Brief: Work out how many lines hold the string "Dinhut". The answer is a single number, nothing more.

_ _ _ _ _

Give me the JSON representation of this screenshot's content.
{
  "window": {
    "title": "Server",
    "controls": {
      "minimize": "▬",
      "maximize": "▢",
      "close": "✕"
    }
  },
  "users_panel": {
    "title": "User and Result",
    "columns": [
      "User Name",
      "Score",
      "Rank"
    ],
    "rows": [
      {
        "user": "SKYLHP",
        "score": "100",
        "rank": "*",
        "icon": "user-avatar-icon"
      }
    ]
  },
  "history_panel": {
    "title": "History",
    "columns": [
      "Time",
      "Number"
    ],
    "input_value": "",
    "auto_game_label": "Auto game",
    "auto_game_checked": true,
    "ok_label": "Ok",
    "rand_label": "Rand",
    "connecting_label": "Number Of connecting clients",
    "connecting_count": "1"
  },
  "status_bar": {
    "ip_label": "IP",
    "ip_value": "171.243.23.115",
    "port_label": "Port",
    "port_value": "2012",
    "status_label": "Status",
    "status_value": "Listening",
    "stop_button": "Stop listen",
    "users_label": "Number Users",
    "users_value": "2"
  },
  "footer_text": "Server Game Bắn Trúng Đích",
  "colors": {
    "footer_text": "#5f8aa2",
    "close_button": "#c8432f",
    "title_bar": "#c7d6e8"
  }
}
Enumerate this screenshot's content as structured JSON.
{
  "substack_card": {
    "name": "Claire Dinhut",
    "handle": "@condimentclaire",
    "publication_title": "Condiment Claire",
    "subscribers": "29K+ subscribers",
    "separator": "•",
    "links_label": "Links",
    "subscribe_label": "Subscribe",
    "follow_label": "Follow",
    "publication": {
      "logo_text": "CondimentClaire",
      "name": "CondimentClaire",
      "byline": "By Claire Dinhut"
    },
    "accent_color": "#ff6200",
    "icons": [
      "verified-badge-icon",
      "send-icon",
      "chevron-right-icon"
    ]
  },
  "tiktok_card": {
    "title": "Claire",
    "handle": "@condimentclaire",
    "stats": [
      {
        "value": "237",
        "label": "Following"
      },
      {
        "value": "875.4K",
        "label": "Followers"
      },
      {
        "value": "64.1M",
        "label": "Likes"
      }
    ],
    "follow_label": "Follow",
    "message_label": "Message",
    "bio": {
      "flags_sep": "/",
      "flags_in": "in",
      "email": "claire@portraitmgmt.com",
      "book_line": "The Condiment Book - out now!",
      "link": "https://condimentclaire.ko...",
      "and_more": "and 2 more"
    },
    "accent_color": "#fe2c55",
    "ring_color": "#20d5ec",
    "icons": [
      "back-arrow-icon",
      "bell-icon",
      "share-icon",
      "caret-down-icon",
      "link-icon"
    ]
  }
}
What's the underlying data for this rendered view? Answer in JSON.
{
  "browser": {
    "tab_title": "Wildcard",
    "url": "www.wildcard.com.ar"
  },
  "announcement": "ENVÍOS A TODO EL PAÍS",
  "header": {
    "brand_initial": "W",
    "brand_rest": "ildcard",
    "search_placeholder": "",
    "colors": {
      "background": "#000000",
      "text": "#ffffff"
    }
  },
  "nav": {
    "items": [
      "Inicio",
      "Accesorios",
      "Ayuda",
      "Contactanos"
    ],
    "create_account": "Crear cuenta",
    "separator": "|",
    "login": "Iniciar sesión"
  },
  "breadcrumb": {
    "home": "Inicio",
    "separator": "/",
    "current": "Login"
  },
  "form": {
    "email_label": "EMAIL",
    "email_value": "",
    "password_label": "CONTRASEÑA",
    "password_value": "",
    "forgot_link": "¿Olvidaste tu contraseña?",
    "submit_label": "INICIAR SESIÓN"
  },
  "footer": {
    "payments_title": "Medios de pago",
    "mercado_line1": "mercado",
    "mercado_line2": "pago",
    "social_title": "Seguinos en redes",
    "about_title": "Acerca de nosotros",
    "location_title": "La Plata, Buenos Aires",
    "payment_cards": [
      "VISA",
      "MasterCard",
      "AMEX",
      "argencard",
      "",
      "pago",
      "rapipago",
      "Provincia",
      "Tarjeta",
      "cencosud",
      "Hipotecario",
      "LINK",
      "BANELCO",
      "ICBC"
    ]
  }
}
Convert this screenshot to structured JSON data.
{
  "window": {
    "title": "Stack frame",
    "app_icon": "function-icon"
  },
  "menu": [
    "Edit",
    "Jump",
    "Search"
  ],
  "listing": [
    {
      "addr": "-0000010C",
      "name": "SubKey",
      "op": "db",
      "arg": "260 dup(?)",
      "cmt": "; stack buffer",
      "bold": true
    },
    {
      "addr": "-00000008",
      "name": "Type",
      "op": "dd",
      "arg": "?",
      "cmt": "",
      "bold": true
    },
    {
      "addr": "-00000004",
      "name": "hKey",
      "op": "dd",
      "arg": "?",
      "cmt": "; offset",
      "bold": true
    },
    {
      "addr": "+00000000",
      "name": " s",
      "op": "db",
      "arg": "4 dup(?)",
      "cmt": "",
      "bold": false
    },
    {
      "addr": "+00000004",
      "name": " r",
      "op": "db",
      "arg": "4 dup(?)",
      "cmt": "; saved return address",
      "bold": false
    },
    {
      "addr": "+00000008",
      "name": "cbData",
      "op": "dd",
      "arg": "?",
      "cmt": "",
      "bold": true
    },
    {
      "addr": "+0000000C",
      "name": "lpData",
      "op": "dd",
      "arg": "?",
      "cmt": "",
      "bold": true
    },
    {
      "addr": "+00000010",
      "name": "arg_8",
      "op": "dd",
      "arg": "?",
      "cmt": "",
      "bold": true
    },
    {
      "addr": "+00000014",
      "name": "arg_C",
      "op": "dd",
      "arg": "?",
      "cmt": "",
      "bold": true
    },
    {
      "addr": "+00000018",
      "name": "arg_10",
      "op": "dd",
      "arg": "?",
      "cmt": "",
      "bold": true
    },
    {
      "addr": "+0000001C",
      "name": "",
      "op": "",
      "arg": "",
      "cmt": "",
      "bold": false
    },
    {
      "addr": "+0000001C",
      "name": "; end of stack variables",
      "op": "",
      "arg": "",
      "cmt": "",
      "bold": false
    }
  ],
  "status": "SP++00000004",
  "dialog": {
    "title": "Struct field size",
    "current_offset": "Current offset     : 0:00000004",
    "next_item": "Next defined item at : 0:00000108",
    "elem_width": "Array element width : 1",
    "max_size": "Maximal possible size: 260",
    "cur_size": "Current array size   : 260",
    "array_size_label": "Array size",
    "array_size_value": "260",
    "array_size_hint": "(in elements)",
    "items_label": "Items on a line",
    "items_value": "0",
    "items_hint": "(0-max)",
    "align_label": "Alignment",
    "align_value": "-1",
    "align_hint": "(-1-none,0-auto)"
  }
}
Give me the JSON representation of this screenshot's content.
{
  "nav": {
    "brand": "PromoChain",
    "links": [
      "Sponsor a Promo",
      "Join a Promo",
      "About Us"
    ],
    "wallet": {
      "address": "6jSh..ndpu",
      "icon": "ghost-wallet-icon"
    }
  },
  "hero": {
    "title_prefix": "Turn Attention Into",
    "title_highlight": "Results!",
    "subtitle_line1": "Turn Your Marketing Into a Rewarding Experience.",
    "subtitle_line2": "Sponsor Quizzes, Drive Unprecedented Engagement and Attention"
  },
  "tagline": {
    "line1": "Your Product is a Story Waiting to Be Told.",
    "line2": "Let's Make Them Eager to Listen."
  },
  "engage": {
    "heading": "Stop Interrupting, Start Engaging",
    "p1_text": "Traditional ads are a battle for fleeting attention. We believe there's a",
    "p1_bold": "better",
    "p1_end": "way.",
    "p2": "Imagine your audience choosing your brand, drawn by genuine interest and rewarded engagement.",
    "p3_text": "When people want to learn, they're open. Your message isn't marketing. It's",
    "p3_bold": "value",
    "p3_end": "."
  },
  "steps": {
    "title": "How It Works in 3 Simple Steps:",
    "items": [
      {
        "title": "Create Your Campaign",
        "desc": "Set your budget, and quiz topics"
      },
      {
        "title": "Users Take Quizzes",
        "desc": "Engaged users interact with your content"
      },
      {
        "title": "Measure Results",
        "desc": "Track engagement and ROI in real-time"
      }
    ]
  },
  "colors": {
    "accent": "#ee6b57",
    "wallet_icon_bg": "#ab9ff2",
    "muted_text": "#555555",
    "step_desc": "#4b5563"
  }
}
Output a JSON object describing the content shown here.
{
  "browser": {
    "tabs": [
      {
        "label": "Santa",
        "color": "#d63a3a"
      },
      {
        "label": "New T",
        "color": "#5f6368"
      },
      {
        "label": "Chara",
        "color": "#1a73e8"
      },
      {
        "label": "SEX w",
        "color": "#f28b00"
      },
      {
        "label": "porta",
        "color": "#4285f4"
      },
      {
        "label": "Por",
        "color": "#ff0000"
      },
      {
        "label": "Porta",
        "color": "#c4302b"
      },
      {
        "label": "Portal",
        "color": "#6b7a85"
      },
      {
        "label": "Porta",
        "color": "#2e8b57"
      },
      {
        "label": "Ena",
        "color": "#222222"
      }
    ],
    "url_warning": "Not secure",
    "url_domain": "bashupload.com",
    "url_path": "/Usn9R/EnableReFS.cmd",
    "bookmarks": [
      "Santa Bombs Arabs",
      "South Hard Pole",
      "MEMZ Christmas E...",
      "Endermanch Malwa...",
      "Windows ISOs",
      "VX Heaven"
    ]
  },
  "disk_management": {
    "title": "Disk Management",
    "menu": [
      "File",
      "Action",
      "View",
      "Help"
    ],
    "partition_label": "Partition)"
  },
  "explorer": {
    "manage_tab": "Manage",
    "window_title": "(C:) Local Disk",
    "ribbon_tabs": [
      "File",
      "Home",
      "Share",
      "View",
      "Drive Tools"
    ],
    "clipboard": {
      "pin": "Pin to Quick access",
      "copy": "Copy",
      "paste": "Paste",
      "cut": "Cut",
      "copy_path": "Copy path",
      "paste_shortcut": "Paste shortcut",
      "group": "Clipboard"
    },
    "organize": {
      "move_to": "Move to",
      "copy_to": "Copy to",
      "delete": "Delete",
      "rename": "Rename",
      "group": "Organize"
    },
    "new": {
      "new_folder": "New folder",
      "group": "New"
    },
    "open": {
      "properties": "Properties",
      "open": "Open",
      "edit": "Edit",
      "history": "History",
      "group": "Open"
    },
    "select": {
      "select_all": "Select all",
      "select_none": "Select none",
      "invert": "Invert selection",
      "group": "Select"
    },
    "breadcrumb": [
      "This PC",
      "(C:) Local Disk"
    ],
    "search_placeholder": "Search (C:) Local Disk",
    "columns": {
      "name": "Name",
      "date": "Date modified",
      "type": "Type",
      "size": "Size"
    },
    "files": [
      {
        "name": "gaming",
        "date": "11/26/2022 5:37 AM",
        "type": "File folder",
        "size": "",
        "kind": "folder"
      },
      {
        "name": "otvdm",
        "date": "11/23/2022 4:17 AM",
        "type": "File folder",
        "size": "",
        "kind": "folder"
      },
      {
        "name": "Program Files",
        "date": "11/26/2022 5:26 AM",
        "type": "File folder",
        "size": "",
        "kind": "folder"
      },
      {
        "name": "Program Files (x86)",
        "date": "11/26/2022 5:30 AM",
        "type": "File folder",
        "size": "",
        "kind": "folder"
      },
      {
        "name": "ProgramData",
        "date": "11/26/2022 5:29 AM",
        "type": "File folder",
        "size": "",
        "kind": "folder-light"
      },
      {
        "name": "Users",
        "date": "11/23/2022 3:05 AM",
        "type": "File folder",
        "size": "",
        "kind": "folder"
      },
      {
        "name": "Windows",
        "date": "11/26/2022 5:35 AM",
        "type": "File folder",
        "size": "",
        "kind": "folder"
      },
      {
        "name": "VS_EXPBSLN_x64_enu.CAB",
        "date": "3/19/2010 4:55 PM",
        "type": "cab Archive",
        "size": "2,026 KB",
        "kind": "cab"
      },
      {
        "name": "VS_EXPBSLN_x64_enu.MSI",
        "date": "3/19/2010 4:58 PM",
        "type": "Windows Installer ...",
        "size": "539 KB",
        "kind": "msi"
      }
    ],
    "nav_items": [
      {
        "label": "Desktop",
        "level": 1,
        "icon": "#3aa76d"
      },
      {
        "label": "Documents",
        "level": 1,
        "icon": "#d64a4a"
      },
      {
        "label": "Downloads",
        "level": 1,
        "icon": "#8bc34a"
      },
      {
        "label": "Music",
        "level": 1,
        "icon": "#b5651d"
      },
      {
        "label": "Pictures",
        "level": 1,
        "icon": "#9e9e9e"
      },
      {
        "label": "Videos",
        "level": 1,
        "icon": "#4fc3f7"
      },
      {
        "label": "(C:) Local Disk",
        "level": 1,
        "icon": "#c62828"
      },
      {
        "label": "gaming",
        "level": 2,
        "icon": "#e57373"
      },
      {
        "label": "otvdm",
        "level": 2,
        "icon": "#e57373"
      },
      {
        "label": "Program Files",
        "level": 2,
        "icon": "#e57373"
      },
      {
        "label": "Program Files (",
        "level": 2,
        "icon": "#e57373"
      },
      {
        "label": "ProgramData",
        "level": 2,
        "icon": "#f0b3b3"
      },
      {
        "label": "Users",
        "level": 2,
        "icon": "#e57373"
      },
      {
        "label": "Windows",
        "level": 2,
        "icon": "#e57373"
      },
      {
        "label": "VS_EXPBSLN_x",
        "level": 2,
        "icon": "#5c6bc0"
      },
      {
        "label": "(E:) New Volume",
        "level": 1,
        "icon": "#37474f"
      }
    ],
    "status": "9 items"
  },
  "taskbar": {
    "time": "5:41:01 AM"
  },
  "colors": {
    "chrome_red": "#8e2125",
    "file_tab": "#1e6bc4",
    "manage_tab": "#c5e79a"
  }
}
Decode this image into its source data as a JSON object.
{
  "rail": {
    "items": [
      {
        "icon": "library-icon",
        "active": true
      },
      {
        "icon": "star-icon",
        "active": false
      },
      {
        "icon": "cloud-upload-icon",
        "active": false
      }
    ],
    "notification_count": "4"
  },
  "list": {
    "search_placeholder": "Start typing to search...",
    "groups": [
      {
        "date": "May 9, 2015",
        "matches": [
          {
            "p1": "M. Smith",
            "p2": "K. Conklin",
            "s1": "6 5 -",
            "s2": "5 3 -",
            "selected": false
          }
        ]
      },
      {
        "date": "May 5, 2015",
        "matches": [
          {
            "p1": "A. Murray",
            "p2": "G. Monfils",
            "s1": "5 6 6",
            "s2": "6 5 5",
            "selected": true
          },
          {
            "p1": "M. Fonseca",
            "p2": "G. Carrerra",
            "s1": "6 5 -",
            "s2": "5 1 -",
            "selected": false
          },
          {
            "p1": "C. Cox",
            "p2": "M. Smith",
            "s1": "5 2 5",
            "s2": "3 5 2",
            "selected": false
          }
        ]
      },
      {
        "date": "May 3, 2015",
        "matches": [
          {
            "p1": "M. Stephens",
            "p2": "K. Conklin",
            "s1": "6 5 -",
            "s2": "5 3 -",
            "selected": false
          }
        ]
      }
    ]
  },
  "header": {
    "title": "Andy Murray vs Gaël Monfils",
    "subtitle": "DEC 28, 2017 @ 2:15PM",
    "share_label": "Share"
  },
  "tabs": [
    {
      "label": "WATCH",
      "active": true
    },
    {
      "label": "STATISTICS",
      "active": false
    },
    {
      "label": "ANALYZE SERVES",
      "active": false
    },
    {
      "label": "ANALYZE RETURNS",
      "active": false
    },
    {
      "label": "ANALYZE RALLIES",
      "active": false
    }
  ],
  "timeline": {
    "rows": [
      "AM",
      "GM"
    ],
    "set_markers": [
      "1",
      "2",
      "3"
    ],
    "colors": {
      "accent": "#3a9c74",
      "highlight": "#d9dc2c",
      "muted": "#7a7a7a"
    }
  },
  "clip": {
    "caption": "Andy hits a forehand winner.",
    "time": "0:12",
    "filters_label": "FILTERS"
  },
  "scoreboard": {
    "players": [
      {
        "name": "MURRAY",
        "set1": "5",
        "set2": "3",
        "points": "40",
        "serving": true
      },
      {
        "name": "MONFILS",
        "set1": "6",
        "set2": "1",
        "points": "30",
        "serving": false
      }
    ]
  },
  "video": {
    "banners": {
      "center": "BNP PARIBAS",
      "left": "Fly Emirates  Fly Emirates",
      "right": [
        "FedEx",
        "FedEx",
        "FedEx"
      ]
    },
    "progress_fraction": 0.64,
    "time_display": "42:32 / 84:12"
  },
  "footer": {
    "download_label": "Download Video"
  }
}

_ _ _ _ _

Exercise result: 2